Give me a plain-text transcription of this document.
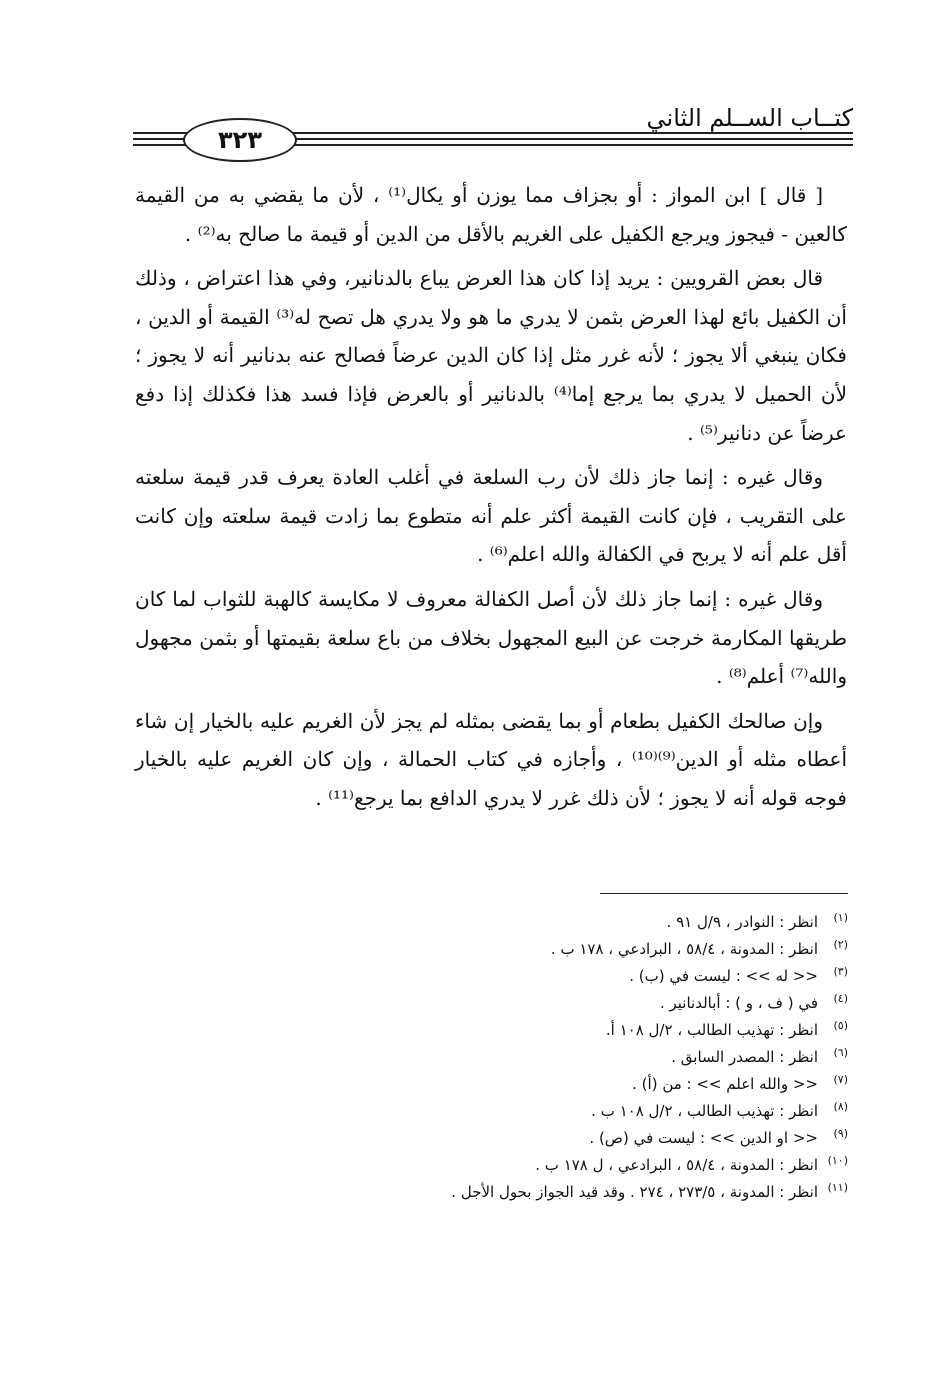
كتــاب الســلم الثاني
٣٢٣

[ قال ] ابن المواز : أو بجزاف مما يوزن أو يكال⁽¹⁾ ، لأن ما يقضي به من القيمة كالعين - فيجوز ويرجع الكفيل على الغريم بالأقل من الدين أو قيمة ما صالح به⁽²⁾ .

قال بعض القرويين : يريد إذا كان هذا العرض يباع بالدنانير، وفي هذا اعتراض ، وذلك أن الكفيل بائع لهذا العرض بثمن لا يدري ما هو ولا يدري هل تصح له⁽³⁾ القيمة أو الدين ، فكان ينبغي ألا يجوز ؛ لأنه غرر مثل إذا كان الدين عرضاً فصالح عنه بدنانير أنه لا يجوز ؛ لأن الحميل لا يدري بما يرجع إما⁽⁴⁾ بالدنانير أو بالعرض فإذا فسد هذا فكذلك إذا دفع عرضاً عن دنانير⁽⁵⁾ .

وقال غيره : إنما جاز ذلك لأن رب السلعة في أغلب العادة يعرف قدر قيمة سلعته على التقريب ، فإن كانت القيمة أكثر علم أنه متطوع بما زادت قيمة سلعته وإن كانت أقل علم أنه لا يربح في الكفالة والله اعلم⁽⁶⁾ .

وقال غيره : إنما جاز ذلك لأن أصل الكفالة معروف لا مكايسة كالهبة للثواب لما كان طريقها المكارمة خرجت عن البيع المجهول بخلاف من باع سلعة بقيمتها أو بثمن مجهول والله⁽⁷⁾ أعلم⁽⁸⁾ .

وإن صالحك الكفيل بطعام أو بما يقضى بمثله لم يجز لأن الغريم عليه بالخيار إن شاء أعطاه مثله أو الدين⁽⁹⁾⁽¹⁰⁾ ، وأجازه في كتاب الحمالة ، وإن كان الغريم عليه بالخيار فوجه قوله أنه لا يجوز ؛ لأن ذلك غرر لا يدري الدافع بما يرجع⁽¹¹⁾ .

(١)انظر : النوادر ، ٩/ل ٩١ .
(٢)انظر : المدونة ، ٥٨/٤ ، البرادعي ، ١٧٨ ب .
(٣)<< له >> : ليست في (ب) .
(٤)في ( ف ، و ) : أبالدنانير .
(٥)انظر : تهذيب الطالب ، ٢/ل ١٠٨ أ.
(٦)انظر : المصدر السابق .
(٧)<< والله اعلم >> : من (أ) .
(٨)انظر : تهذيب الطالب ، ٢/ل ١٠٨ ب .
(٩)<< او الدين >> : ليست في (ص) .
(١٠)انظر : المدونة ، ٥٨/٤ ، البرادعي ، ل ١٧٨ ب .
(١١)انظر : المدونة ، ٢٧٣/٥ ، ٢٧٤ . وقد قيد الجواز بحول الأجل .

## STATED TASK
Search the listing for the string "البرادعي". Copy each line where it turns up.

## EXPECTED OUTPUT
(٢)انظر : المدونة ، ٥٨/٤ ، البرادعي ، ١٧٨ ب .
(١٠)انظر : المدونة ، ٥٨/٤ ، البرادعي ، ل ١٧٨ ب .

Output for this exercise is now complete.